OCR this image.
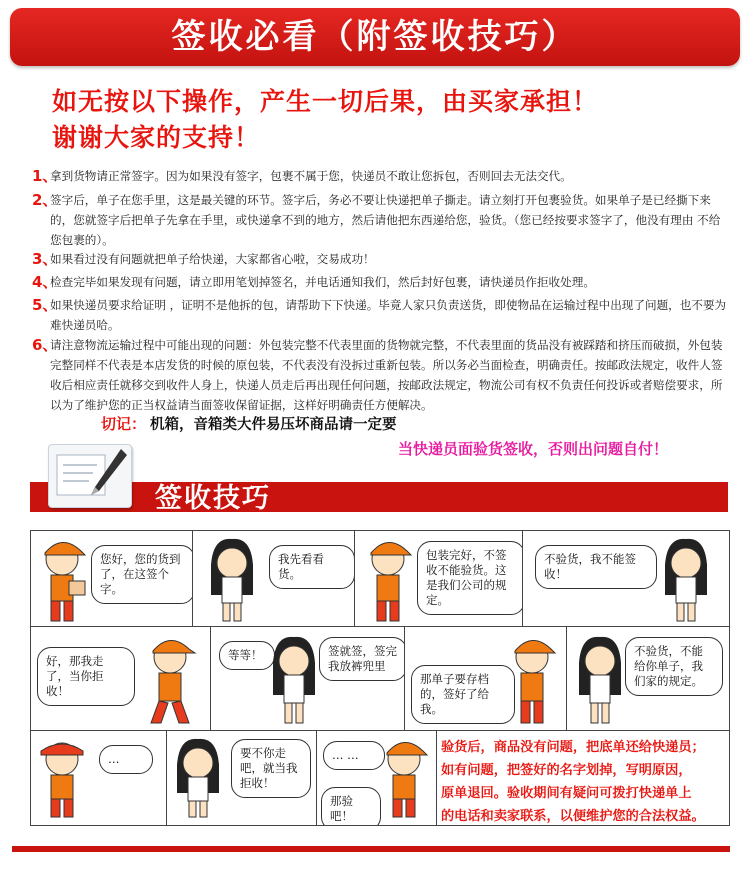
签收必看（附签收技巧）
如无按以下操作，产生一切后果，由买家承担！
谢谢大家的支持！
1、
拿到货物请正常签字。因为如果没有签字，包裹不属于您，快递员不敢让您拆包，否则回去无法交代。
2、
签字后，单子在您手里，这是最关键的环节。签字后，务必不要让快递把单子撕走。请立刻打开包裹验货。如果单子是已经撕下来的，您就签字后把单子先拿在手里，或快递拿不到的地方，然后请他把东西递给您，验货。（您已经按要求签字了，他没有理由 不给您包裹的）。
3、
如果看过没有问题就把单子给快递，大家都省心啦，交易成功！
4、
检查完毕如果发现有问题，请立即用笔划掉签名，并电话通知我们，然后封好包裹，请快递员作拒收处理。
5、
如果快递员要求给证明 ，证明不是他拆的包，请帮助下下快递。毕竟人家只负责送货，即使物品在运输过程中出现了问题，也不要为难快递员哈。
6、
请注意物流运输过程中可能出现的问题：外包装完整不代表里面的货物就完整，不代表里面的货品没有被踩踏和挤压而破损，外包装完整同样不代表是本店发货的时候的原包装，不代表没有没拆过重新包装。所以务必当面检查，明确责任。按邮政法规定，收件人签收后相应责任就移交到收件人身上，快递人员走后再出现任何问题，按邮政法规定，物流公司有权不负责任何投诉或者赔偿要求，所以为了维护您的正当权益请当面签收保留证据，这样好明确责任方便解决。
切记： 机箱，音箱类大件易压坏商品请一定要
当快递员面验货签收，否则出问题自付！
签收技巧
您好，您的货到了，在这签个字。
我先看看货。
包装完好，不签收不能验货。这是我们公司的规定。
不验货，我不能签收！
好，那我走了，当你拒收！
等等！	签就签，签完我放裤兜里
那单子要存档的，签好了给我。
不验货，不能给你单子，我们家的规定。
…	要不你走吧，就当我拒收！
… …
那验吧！
验货后，商品没有问题，把底单还给快递员；
如有问题，把签好的名字划掉，写明原因，
原单退回。验收期间有疑问可拨打快递单上
的电话和卖家联系，以便维护您的合法权益。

What is needed:
Repeat the records above exactly, leaving out any pictures they contain.

Final result:
OCR this image.
签收必看（附签收技巧）
如无按以下操作，产生一切后果，由买家承担！
谢谢大家的支持！
1、
拿到货物请正常签字。因为如果没有签字，包裹不属于您，快递员不敢让您拆包，否则回去无法交代。
2、
签字后，单子在您手里，这是最关键的环节。签字后，务必不要让快递把单子撕走。请立刻打开包裹验货。如果单子是已经撕下来的，您就签字后把单子先拿在手里，或快递拿不到的地方，然后请他把东西递给您，验货。（您已经按要求签字了，他没有理由 不给您包裹的）。
3、
如果看过没有问题就把单子给快递，大家都省心啦，交易成功！
4、
检查完毕如果发现有问题，请立即用笔划掉签名，并电话通知我们，然后封好包裹，请快递员作拒收处理。
5、
如果快递员要求给证明 ，证明不是他拆的包，请帮助下下快递。毕竟人家只负责送货，即使物品在运输过程中出现了问题，也不要为难快递员哈。
6、
请注意物流运输过程中可能出现的问题：外包装完整不代表里面的货物就完整，不代表里面的货品没有被踩踏和挤压而破损，外包装完整同样不代表是本店发货的时候的原包装，不代表没有没拆过重新包装。所以务必当面检查，明确责任。按邮政法规定，收件人签收后相应责任就移交到收件人身上，快递人员走后再出现任何问题，按邮政法规定，物流公司有权不负责任何投诉或者赔偿要求，所以为了维护您的正当权益请当面签收保留证据，这样好明确责任方便解决。
切记： 机箱，音箱类大件易压坏商品请一定要
当快递员面验货签收，否则出问题自付！
签收技巧
您好，您的货到了，在这签个字。
我先看看货。
包装完好，不签收不能验货。这是我们公司的规定。
不验货，我不能签收！
好，那我走了，当你拒收！
等等！	签就签，签完我放裤兜里
那单子要存档的，签好了给我。
不验货，不能给你单子，我们家的规定。
…	要不你走吧，就当我拒收！
… …
那验吧！
验货后，商品没有问题，把底单还给快递员；
如有问题，把签好的名字划掉，写明原因，
原单退回。验收期间有疑问可拨打快递单上
的电话和卖家联系，以便维护您的合法权益。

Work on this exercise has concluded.